*Figure dataset records:*

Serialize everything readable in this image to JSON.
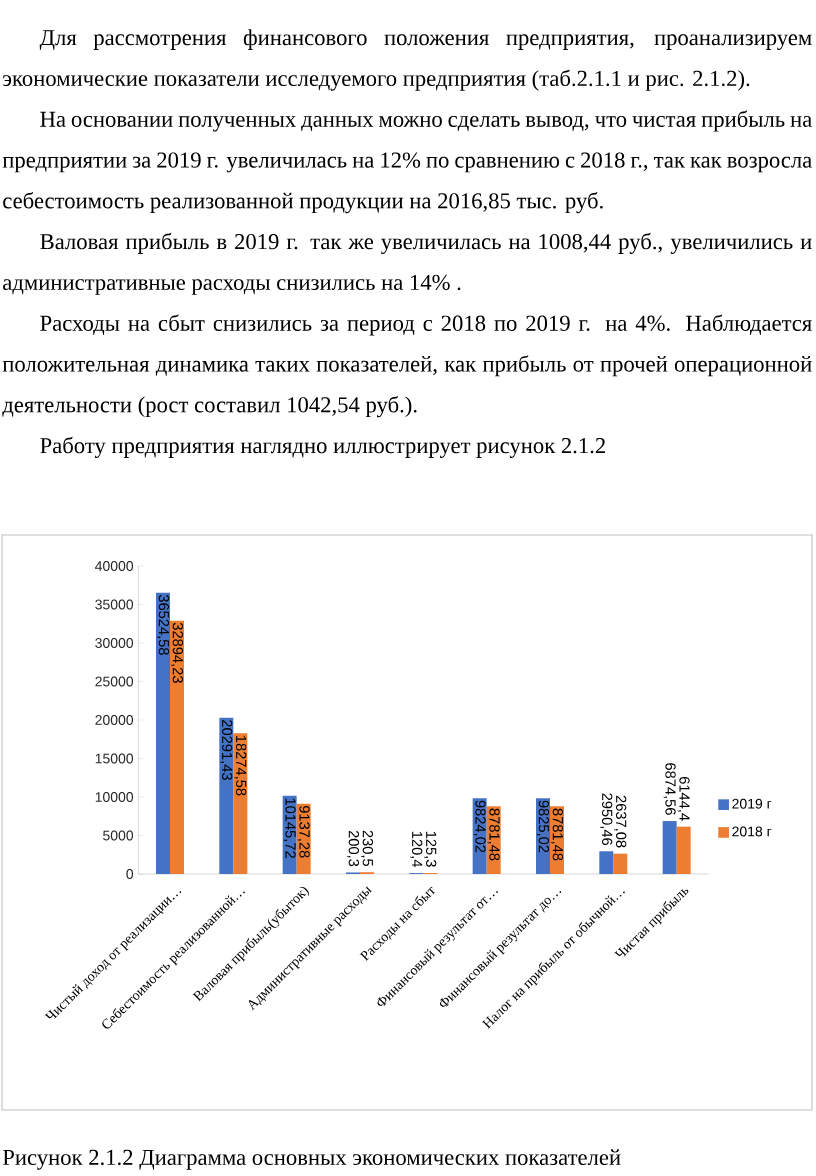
{
  "chart_data": {
    "type": "bar",
    "categories": [
      "Чистый доход от реализации…",
      "Себестоимость реализованной…",
      "Валовая прибыль(убыток)",
      "Административные расходы",
      "Расходы на сбыт",
      "Финансовый результат от…",
      "Финансовый результат до…",
      "Налог на прибыль от обычной…",
      "Чистая прибыль"
    ],
    "series": [
      {
        "name": "2019 г",
        "color": "#4472c4",
        "values": [
          36524.58,
          20291.43,
          10145.72,
          200.3,
          120.4,
          9824.02,
          9825.02,
          2950.46,
          6874.56
        ],
        "value_labels": [
          "36524,58",
          "20291,43",
          "10145,72",
          "200,3",
          "120,4",
          "9824,02",
          "9825,02",
          "2950,46",
          "6874,56"
        ]
      },
      {
        "name": "2018 г",
        "color": "#ed7d31",
        "values": [
          32894.23,
          18274.58,
          9137.28,
          230.5,
          125.3,
          8781.48,
          8781.48,
          2637.08,
          6144.4
        ],
        "value_labels": [
          "32894,23",
          "18274,58",
          "9137,28",
          "230,5",
          "125,3",
          "8781,48",
          "8781,48",
          "2637,08",
          "6144,4"
        ]
      }
    ],
    "ylim": [
      0,
      40000
    ],
    "yticks": [
      0,
      5000,
      10000,
      15000,
      20000,
      25000,
      30000,
      35000,
      40000
    ],
    "legend": "right",
    "annotations": [
      "Для рассмотрения финансового положения предприятия, проанализируем экономические показатели исследуемого предприятия (таб.2.1.1 и рис. 2.1.2).",
      "На основании полученных данных можно сделать вывод, что чистая прибыль на предприятии за 2019 г. увеличилась на 12% по сравнению с 2018 г., так как возросла себестоимость реализованной продукции на 2016,85 тыс. руб.",
      "Валовая прибыль в 2019 г. так же увеличилась на 1008,44 руб., увеличились и административные расходы снизились на 14% .",
      "Расходы на сбыт  снизились за  период с 2018 по 2019 г. на 4%. Наблюдается положительная динамика таких показателей, как прибыль от прочей операционной деятельности (рост составил 1042,54 руб.).",
      "Работу предприятия наглядно иллюстрирует рисунок 2.1.2",
      "Рисунок 2.1.2  Диаграмма основных экономических показателей"
    ]
  }
}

*Directions for this task:*
Transcribe the listing in full. Omit the pictures and keep every line exact.

*Problem solution:*
Serialize everything readable in this image to JSON.
{
  "chart_data": {
    "type": "bar",
    "categories": [
      "Чистый доход от реализации…",
      "Себестоимость реализованной…",
      "Валовая прибыль(убыток)",
      "Административные расходы",
      "Расходы на сбыт",
      "Финансовый результат от…",
      "Финансовый результат до…",
      "Налог на прибыль от обычной…",
      "Чистая прибыль"
    ],
    "series": [
      {
        "name": "2019 г",
        "color": "#4472c4",
        "values": [
          36524.58,
          20291.43,
          10145.72,
          200.3,
          120.4,
          9824.02,
          9825.02,
          2950.46,
          6874.56
        ],
        "value_labels": [
          "36524,58",
          "20291,43",
          "10145,72",
          "200,3",
          "120,4",
          "9824,02",
          "9825,02",
          "2950,46",
          "6874,56"
        ]
      },
      {
        "name": "2018 г",
        "color": "#ed7d31",
        "values": [
          32894.23,
          18274.58,
          9137.28,
          230.5,
          125.3,
          8781.48,
          8781.48,
          2637.08,
          6144.4
        ],
        "value_labels": [
          "32894,23",
          "18274,58",
          "9137,28",
          "230,5",
          "125,3",
          "8781,48",
          "8781,48",
          "2637,08",
          "6144,4"
        ]
      }
    ],
    "ylim": [
      0,
      40000
    ],
    "yticks": [
      0,
      5000,
      10000,
      15000,
      20000,
      25000,
      30000,
      35000,
      40000
    ],
    "legend": "right",
    "annotations": [
      "Для рассмотрения финансового положения предприятия, проанализируем экономические показатели исследуемого предприятия (таб.2.1.1 и рис. 2.1.2).",
      "На основании полученных данных можно сделать вывод, что чистая прибыль на предприятии за 2019 г. увеличилась на 12% по сравнению с 2018 г., так как возросла себестоимость реализованной продукции на 2016,85 тыс. руб.",
      "Валовая прибыль в 2019 г. так же увеличилась на 1008,44 руб., увеличились и административные расходы снизились на 14% .",
      "Расходы на сбыт  снизились за  период с 2018 по 2019 г. на 4%. Наблюдается положительная динамика таких показателей, как прибыль от прочей операционной деятельности (рост составил 1042,54 руб.).",
      "Работу предприятия наглядно иллюстрирует рисунок 2.1.2",
      "Рисунок 2.1.2  Диаграмма основных экономических показателей"
    ]
  }
}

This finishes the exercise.